--- start of EXERCISE INPUTS ---

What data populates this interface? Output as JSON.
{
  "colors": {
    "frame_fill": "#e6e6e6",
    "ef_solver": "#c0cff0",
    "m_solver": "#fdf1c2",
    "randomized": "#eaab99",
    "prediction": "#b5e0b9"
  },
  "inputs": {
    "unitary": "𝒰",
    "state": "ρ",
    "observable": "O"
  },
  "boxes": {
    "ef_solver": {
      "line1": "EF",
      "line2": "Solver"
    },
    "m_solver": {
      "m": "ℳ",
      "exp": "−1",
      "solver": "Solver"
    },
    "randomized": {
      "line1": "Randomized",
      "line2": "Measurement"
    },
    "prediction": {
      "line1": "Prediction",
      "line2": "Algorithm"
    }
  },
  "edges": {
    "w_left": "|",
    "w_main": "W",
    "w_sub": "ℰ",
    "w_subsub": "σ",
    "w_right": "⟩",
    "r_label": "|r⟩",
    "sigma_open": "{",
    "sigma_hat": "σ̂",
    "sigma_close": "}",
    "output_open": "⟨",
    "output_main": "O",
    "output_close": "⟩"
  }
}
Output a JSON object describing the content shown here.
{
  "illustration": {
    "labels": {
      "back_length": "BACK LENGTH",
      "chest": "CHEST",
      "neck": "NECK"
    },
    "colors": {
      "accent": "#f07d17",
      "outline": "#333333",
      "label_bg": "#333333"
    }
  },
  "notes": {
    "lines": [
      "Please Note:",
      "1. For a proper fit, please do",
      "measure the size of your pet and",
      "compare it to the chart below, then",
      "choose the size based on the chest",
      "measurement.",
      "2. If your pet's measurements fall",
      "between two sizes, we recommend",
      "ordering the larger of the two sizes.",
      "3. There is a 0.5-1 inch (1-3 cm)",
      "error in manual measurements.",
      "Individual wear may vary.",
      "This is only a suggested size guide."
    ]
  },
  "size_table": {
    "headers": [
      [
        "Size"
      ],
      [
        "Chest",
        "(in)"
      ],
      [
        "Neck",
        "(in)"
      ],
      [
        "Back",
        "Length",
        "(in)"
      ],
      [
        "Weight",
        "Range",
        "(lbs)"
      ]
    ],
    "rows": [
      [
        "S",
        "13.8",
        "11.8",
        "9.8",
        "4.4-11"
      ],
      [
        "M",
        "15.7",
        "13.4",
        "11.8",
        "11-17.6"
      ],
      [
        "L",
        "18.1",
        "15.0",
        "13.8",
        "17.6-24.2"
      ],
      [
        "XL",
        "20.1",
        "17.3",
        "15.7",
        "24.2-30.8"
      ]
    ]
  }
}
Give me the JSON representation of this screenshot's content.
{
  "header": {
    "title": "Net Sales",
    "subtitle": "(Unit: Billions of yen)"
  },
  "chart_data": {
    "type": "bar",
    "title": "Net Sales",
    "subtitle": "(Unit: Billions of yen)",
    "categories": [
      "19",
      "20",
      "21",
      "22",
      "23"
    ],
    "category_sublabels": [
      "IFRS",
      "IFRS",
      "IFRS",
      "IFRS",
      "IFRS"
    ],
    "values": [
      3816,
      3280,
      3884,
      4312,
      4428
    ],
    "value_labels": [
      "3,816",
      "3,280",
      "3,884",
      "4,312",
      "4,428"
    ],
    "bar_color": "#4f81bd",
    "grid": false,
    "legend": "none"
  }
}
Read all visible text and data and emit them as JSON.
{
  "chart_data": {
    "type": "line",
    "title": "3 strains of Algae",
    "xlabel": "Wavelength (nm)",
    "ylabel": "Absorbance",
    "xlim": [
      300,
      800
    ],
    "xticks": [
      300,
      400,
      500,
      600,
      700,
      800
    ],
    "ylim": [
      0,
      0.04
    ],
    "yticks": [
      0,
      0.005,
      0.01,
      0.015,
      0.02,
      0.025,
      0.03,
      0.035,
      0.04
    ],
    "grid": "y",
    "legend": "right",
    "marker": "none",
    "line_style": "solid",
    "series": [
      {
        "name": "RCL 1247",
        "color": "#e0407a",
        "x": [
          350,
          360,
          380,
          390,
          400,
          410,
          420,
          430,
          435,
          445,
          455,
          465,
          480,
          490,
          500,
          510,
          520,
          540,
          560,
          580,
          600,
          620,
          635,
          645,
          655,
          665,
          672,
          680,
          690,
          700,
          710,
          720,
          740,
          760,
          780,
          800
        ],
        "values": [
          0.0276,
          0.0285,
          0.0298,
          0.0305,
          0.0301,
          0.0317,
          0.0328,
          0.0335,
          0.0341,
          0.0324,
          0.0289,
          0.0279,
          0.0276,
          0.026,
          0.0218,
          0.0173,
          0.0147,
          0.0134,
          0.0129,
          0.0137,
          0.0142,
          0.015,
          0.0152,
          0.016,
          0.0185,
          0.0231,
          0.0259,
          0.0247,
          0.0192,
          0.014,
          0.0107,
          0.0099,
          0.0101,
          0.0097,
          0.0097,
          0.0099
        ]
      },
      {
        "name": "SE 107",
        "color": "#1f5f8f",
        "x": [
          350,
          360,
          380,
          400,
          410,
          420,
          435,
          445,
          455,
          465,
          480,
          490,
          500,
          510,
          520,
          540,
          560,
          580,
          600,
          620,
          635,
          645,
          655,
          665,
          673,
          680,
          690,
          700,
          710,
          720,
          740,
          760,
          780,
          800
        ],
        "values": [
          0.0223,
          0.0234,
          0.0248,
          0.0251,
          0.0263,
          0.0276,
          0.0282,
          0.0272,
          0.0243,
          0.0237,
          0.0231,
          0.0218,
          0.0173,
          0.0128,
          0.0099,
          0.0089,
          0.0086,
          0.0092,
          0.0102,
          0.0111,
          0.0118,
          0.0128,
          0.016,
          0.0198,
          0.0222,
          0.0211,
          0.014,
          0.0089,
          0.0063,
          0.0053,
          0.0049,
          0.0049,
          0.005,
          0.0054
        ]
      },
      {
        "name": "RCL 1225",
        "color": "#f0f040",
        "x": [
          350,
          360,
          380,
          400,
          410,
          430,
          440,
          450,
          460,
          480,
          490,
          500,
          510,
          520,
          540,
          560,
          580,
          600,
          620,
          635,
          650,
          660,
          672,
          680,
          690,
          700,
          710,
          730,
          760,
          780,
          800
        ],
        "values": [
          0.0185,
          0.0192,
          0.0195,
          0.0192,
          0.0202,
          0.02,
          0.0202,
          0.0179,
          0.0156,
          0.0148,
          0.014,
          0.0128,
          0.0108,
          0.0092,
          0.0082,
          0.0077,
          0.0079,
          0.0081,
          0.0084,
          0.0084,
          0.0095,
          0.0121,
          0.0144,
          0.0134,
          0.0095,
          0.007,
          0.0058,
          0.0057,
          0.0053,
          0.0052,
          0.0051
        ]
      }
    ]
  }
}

--- end of EXERCISE INPUTS ---

SET TASK –
Reproduce the records above exactly as they appear.

RESPONSE –
What data populates this interface? Output as JSON.
{
  "colors": {
    "frame_fill": "#e6e6e6",
    "ef_solver": "#c0cff0",
    "m_solver": "#fdf1c2",
    "randomized": "#eaab99",
    "prediction": "#b5e0b9"
  },
  "inputs": {
    "unitary": "𝒰",
    "state": "ρ",
    "observable": "O"
  },
  "boxes": {
    "ef_solver": {
      "line1": "EF",
      "line2": "Solver"
    },
    "m_solver": {
      "m": "ℳ",
      "exp": "−1",
      "solver": "Solver"
    },
    "randomized": {
      "line1": "Randomized",
      "line2": "Measurement"
    },
    "prediction": {
      "line1": "Prediction",
      "line2": "Algorithm"
    }
  },
  "edges": {
    "w_left": "|",
    "w_main": "W",
    "w_sub": "ℰ",
    "w_subsub": "σ",
    "w_right": "⟩",
    "r_label": "|r⟩",
    "sigma_open": "{",
    "sigma_hat": "σ̂",
    "sigma_close": "}",
    "output_open": "⟨",
    "output_main": "O",
    "output_close": "⟩"
  }
}
Output a JSON object describing the content shown here.
{
  "illustration": {
    "labels": {
      "back_length": "BACK LENGTH",
      "chest": "CHEST",
      "neck": "NECK"
    },
    "colors": {
      "accent": "#f07d17",
      "outline": "#333333",
      "label_bg": "#333333"
    }
  },
  "notes": {
    "lines": [
      "Please Note:",
      "1. For a proper fit, please do",
      "measure the size of your pet and",
      "compare it to the chart below, then",
      "choose the size based on the chest",
      "measurement.",
      "2. If your pet's measurements fall",
      "between two sizes, we recommend",
      "ordering the larger of the two sizes.",
      "3. There is a 0.5-1 inch (1-3 cm)",
      "error in manual measurements.",
      "Individual wear may vary.",
      "This is only a suggested size guide."
    ]
  },
  "size_table": {
    "headers": [
      [
        "Size"
      ],
      [
        "Chest",
        "(in)"
      ],
      [
        "Neck",
        "(in)"
      ],
      [
        "Back",
        "Length",
        "(in)"
      ],
      [
        "Weight",
        "Range",
        "(lbs)"
      ]
    ],
    "rows": [
      [
        "S",
        "13.8",
        "11.8",
        "9.8",
        "4.4-11"
      ],
      [
        "M",
        "15.7",
        "13.4",
        "11.8",
        "11-17.6"
      ],
      [
        "L",
        "18.1",
        "15.0",
        "13.8",
        "17.6-24.2"
      ],
      [
        "XL",
        "20.1",
        "17.3",
        "15.7",
        "24.2-30.8"
      ]
    ]
  }
}
Give me the JSON representation of this screenshot's content.
{
  "header": {
    "title": "Net Sales",
    "subtitle": "(Unit: Billions of yen)"
  },
  "chart_data": {
    "type": "bar",
    "title": "Net Sales",
    "subtitle": "(Unit: Billions of yen)",
    "categories": [
      "19",
      "20",
      "21",
      "22",
      "23"
    ],
    "category_sublabels": [
      "IFRS",
      "IFRS",
      "IFRS",
      "IFRS",
      "IFRS"
    ],
    "values": [
      3816,
      3280,
      3884,
      4312,
      4428
    ],
    "value_labels": [
      "3,816",
      "3,280",
      "3,884",
      "4,312",
      "4,428"
    ],
    "bar_color": "#4f81bd",
    "grid": false,
    "legend": "none"
  }
}
Read all visible text and data and emit them as JSON.
{
  "chart_data": {
    "type": "line",
    "title": "3 strains of Algae",
    "xlabel": "Wavelength (nm)",
    "ylabel": "Absorbance",
    "xlim": [
      300,
      800
    ],
    "xticks": [
      300,
      400,
      500,
      600,
      700,
      800
    ],
    "ylim": [
      0,
      0.04
    ],
    "yticks": [
      0,
      0.005,
      0.01,
      0.015,
      0.02,
      0.025,
      0.03,
      0.035,
      0.04
    ],
    "grid": "y",
    "legend": "right",
    "marker": "none",
    "line_style": "solid",
    "series": [
      {
        "name": "RCL 1247",
        "color": "#e0407a",
        "x": [
          350,
          360,
          380,
          390,
          400,
          410,
          420,
          430,
          435,
          445,
          455,
          465,
          480,
          490,
          500,
          510,
          520,
          540,
          560,
          580,
          600,
          620,
          635,
          645,
          655,
          665,
          672,
          680,
          690,
          700,
          710,
          720,
          740,
          760,
          780,
          800
        ],
        "values": [
          0.0276,
          0.0285,
          0.0298,
          0.0305,
          0.0301,
          0.0317,
          0.0328,
          0.0335,
          0.0341,
          0.0324,
          0.0289,
          0.0279,
          0.0276,
          0.026,
          0.0218,
          0.0173,
          0.0147,
          0.0134,
          0.0129,
          0.0137,
          0.0142,
          0.015,
          0.0152,
          0.016,
          0.0185,
          0.0231,
          0.0259,
          0.0247,
          0.0192,
          0.014,
          0.0107,
          0.0099,
          0.0101,
          0.0097,
          0.0097,
          0.0099
        ]
      },
      {
        "name": "SE 107",
        "color": "#1f5f8f",
        "x": [
          350,
          360,
          380,
          400,
          410,
          420,
          435,
          445,
          455,
          465,
          480,
          490,
          500,
          510,
          520,
          540,
          560,
          580,
          600,
          620,
          635,
          645,
          655,
          665,
          673,
          680,
          690,
          700,
          710,
          720,
          740,
          760,
          780,
          800
        ],
        "values": [
          0.0223,
          0.0234,
          0.0248,
          0.0251,
          0.0263,
          0.0276,
          0.0282,
          0.0272,
          0.0243,
          0.0237,
          0.0231,
          0.0218,
          0.0173,
          0.0128,
          0.0099,
          0.0089,
          0.0086,
          0.0092,
          0.0102,
          0.0111,
          0.0118,
          0.0128,
          0.016,
          0.0198,
          0.0222,
          0.0211,
          0.014,
          0.0089,
          0.0063,
          0.0053,
          0.0049,
          0.0049,
          0.005,
          0.0054
        ]
      },
      {
        "name": "RCL 1225",
        "color": "#f0f040",
        "x": [
          350,
          360,
          380,
          400,
          410,
          430,
          440,
          450,
          460,
          480,
          490,
          500,
          510,
          520,
          540,
          560,
          580,
          600,
          620,
          635,
          650,
          660,
          672,
          680,
          690,
          700,
          710,
          730,
          760,
          780,
          800
        ],
        "values": [
          0.0185,
          0.0192,
          0.0195,
          0.0192,
          0.0202,
          0.02,
          0.0202,
          0.0179,
          0.0156,
          0.0148,
          0.014,
          0.0128,
          0.0108,
          0.0092,
          0.0082,
          0.0077,
          0.0079,
          0.0081,
          0.0084,
          0.0084,
          0.0095,
          0.0121,
          0.0144,
          0.0134,
          0.0095,
          0.007,
          0.0058,
          0.0057,
          0.0053,
          0.0052,
          0.0051
        ]
      }
    ]
  }
}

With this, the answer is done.